Return all entries precisely as they stand, without the images.

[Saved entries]
===
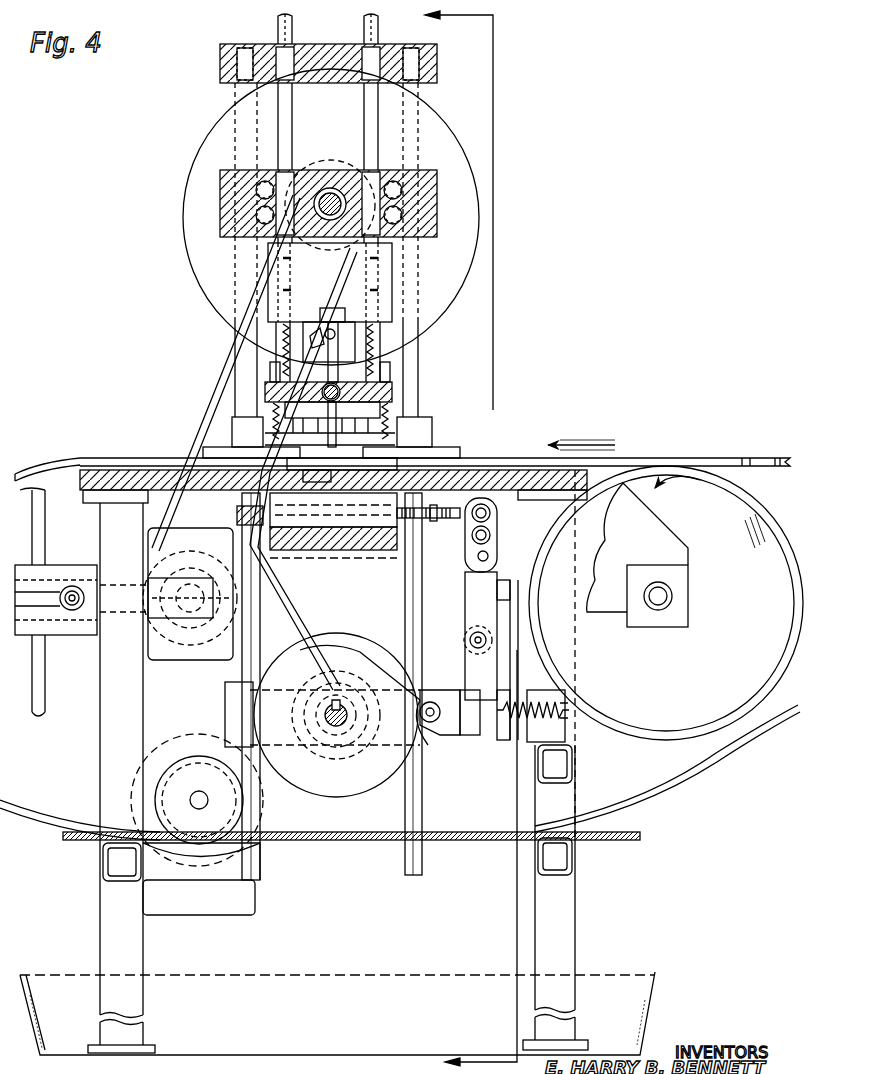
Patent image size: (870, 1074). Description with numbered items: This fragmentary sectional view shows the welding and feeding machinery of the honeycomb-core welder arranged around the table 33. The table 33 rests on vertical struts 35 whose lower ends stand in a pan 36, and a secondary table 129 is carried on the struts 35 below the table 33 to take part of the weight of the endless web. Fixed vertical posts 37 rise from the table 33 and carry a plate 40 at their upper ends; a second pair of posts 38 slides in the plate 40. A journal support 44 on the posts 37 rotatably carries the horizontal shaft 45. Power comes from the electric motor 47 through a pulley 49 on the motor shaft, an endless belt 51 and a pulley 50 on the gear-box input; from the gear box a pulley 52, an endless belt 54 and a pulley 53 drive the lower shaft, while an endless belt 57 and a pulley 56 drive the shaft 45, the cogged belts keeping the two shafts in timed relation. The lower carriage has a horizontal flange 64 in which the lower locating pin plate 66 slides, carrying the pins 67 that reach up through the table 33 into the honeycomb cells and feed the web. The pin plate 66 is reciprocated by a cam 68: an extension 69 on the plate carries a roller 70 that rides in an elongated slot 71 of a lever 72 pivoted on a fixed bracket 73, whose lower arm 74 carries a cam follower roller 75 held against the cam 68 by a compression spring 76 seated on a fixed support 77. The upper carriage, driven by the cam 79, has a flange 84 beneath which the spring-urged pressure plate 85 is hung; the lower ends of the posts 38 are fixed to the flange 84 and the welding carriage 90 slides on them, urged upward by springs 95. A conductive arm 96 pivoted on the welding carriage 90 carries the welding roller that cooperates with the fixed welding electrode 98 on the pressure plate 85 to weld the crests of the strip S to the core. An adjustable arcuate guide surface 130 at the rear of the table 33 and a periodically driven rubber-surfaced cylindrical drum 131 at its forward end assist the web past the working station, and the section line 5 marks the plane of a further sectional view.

The section line 5- 5 is at (478, 542).
The table 33 is at (115, 470).
The vertical struts 35 is at (135, 946).
The pan 36 is at (612, 982).
The vertical posts 37 is at (240, 403).
The posts 38 is at (287, 28).
The plate 40 is at (222, 63).
The journal support 44 is at (425, 192).
The horizontal shaft 45 is at (333, 190).
The electric motor 47 is at (195, 880).
The pulley 49 is at (196, 757).
The pulley 50 is at (190, 640).
The endless belt 51 is at (160, 735).
The pulley 52 is at (185, 530).
The pulley 53 is at (258, 650).
The endless belt 54 is at (288, 600).
The pulley 56 is at (322, 165).
The endless belt 57 is at (208, 398).
The horizontal flange 64 is at (345, 548).
The lower locating pin plate 66 is at (262, 552).
The pins 67 is at (317, 476).
The cam 68 is at (365, 630).
The extension 69 is at (440, 520).
The roller 70 is at (490, 513).
The elongated slot 71 is at (490, 556).
The lever 72 is at (465, 600).
The fixed bracket 73 is at (512, 590).
The arm 74 is at (448, 722).
The cam follower roller 75 is at (430, 748).
The compression spring 76 is at (503, 738).
The fixed support 77 is at (560, 730).
The cam 79 is at (435, 118).
The horizontal flange 84 is at (392, 392).
The pressure plate 85 is at (390, 442).
The welding carriage 90 is at (394, 318).
The springs 95 is at (278, 357).
The arm 96 is at (338, 370).
The fixed welding electrode 98 is at (400, 470).
The secondary table 129 is at (640, 832).
The adjustable arcuate guide surface 130 is at (50, 680).
The cylindrical drum 131 is at (666, 653).
The strip S is at (758, 458).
===
## Answer
Patent image size: (870, 1074). Description with numbered items: This fragmentary sectional view shows the welding and feeding machinery of the honeycomb-core welder arranged around the table 33. The table 33 rests on vertical struts 35 whose lower ends stand in a pan 36, and a secondary table 129 is carried on the struts 35 below the table 33 to take part of the weight of the endless web. Fixed vertical posts 37 rise from the table 33 and carry a plate 40 at their upper ends; a second pair of posts 38 slides in the plate 40. A journal support 44 on the posts 37 rotatably carries the horizontal shaft 45. Power comes from the electric motor 47 through a pulley 49 on the motor shaft, an endless belt 51 and a pulley 50 on the gear-box input; from the gear box a pulley 52, an endless belt 54 and a pulley 53 drive the lower shaft, while an endless belt 57 and a pulley 56 drive the shaft 45, the cogged belts keeping the two shafts in timed relation. The lower carriage has a horizontal flange 64 in which the lower locating pin plate 66 slides, carrying the pins 67 that reach up through the table 33 into the honeycomb cells and feed the web. The pin plate 66 is reciprocated by a cam 68: an extension 69 on the plate carries a roller 70 that rides in an elongated slot 71 of a lever 72 pivoted on a fixed bracket 73, whose lower arm 74 carries a cam follower roller 75 held against the cam 68 by a compression spring 76 seated on a fixed support 77. The upper carriage, driven by the cam 79, has a flange 84 beneath which the spring-urged pressure plate 85 is hung; the lower ends of the posts 38 are fixed to the flange 84 and the welding carriage 90 slides on them, urged upward by springs 95. A conductive arm 96 pivoted on the welding carriage 90 carries the welding roller that cooperates with the fixed welding electrode 98 on the pressure plate 85 to weld the crests of the strip S to the core. An adjustable arcuate guide surface 130 at the rear of the table 33 and a periodically driven rubber-surfaced cylindrical drum 131 at its forward end assist the web past the working station, and the section line 5 marks the plane of a further sectional view.

The section line 5- 5 is at (478, 542).
The table 33 is at (115, 470).
The vertical struts 35 is at (135, 946).
The pan 36 is at (612, 982).
The vertical posts 37 is at (240, 403).
The posts 38 is at (287, 28).
The plate 40 is at (222, 63).
The journal support 44 is at (425, 192).
The horizontal shaft 45 is at (333, 190).
The electric motor 47 is at (195, 880).
The pulley 49 is at (196, 757).
The pulley 50 is at (190, 640).
The endless belt 51 is at (160, 735).
The pulley 52 is at (185, 530).
The pulley 53 is at (258, 650).
The endless belt 54 is at (288, 600).
The pulley 56 is at (322, 165).
The endless belt 57 is at (208, 398).
The horizontal flange 64 is at (345, 548).
The lower locating pin plate 66 is at (262, 552).
The pins 67 is at (317, 476).
The cam 68 is at (365, 630).
The extension 69 is at (440, 520).
The roller 70 is at (490, 513).
The elongated slot 71 is at (490, 556).
The lever 72 is at (465, 600).
The fixed bracket 73 is at (512, 590).
The arm 74 is at (448, 722).
The cam follower roller 75 is at (430, 748).
The compression spring 76 is at (503, 738).
The fixed support 77 is at (560, 730).
The cam 79 is at (435, 118).
The horizontal flange 84 is at (392, 392).
The pressure plate 85 is at (390, 442).
The welding carriage 90 is at (394, 318).
The springs 95 is at (278, 357).
The arm 96 is at (338, 370).
The fixed welding electrode 98 is at (400, 470).
The secondary table 129 is at (640, 832).
The adjustable arcuate guide surface 130 is at (50, 680).
The cylindrical drum 131 is at (666, 653).
The strip S is at (758, 458).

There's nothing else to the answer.